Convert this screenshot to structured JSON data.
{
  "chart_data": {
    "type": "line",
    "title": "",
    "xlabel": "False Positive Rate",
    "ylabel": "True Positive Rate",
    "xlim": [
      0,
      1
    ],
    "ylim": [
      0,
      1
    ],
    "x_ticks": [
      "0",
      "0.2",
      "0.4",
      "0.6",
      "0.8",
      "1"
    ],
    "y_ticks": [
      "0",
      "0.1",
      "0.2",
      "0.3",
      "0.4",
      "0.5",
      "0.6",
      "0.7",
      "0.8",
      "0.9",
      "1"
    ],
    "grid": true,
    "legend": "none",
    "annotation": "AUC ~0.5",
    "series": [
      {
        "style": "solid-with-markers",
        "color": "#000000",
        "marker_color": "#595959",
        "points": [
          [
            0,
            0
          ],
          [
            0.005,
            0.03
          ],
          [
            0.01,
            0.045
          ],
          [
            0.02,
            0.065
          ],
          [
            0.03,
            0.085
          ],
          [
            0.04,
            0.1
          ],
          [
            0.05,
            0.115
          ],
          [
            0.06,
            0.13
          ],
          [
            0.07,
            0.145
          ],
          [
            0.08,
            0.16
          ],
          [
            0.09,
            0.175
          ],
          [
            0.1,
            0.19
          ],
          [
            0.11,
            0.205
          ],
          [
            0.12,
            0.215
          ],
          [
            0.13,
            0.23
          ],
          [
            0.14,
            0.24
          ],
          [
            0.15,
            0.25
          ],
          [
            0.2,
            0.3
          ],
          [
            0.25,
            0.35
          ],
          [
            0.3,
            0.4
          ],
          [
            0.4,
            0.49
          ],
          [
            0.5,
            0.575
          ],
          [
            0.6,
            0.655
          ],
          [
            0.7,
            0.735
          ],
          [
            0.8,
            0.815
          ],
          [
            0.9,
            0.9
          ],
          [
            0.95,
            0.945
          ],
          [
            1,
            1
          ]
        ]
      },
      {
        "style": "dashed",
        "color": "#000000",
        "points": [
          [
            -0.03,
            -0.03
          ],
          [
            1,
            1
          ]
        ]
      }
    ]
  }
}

========================

Task directions: Repeat the material above exactly.

The solution:
Convert this screenshot to structured JSON data.
{
  "chart_data": {
    "type": "line",
    "title": "",
    "xlabel": "False Positive Rate",
    "ylabel": "True Positive Rate",
    "xlim": [
      0,
      1
    ],
    "ylim": [
      0,
      1
    ],
    "x_ticks": [
      "0",
      "0.2",
      "0.4",
      "0.6",
      "0.8",
      "1"
    ],
    "y_ticks": [
      "0",
      "0.1",
      "0.2",
      "0.3",
      "0.4",
      "0.5",
      "0.6",
      "0.7",
      "0.8",
      "0.9",
      "1"
    ],
    "grid": true,
    "legend": "none",
    "annotation": "AUC ~0.5",
    "series": [
      {
        "style": "solid-with-markers",
        "color": "#000000",
        "marker_color": "#595959",
        "points": [
          [
            0,
            0
          ],
          [
            0.005,
            0.03
          ],
          [
            0.01,
            0.045
          ],
          [
            0.02,
            0.065
          ],
          [
            0.03,
            0.085
          ],
          [
            0.04,
            0.1
          ],
          [
            0.05,
            0.115
          ],
          [
            0.06,
            0.13
          ],
          [
            0.07,
            0.145
          ],
          [
            0.08,
            0.16
          ],
          [
            0.09,
            0.175
          ],
          [
            0.1,
            0.19
          ],
          [
            0.11,
            0.205
          ],
          [
            0.12,
            0.215
          ],
          [
            0.13,
            0.23
          ],
          [
            0.14,
            0.24
          ],
          [
            0.15,
            0.25
          ],
          [
            0.2,
            0.3
          ],
          [
            0.25,
            0.35
          ],
          [
            0.3,
            0.4
          ],
          [
            0.4,
            0.49
          ],
          [
            0.5,
            0.575
          ],
          [
            0.6,
            0.655
          ],
          [
            0.7,
            0.735
          ],
          [
            0.8,
            0.815
          ],
          [
            0.9,
            0.9
          ],
          [
            0.95,
            0.945
          ],
          [
            1,
            1
          ]
        ]
      },
      {
        "style": "dashed",
        "color": "#000000",
        "points": [
          [
            -0.03,
            -0.03
          ],
          [
            1,
            1
          ]
        ]
      }
    ]
  }
}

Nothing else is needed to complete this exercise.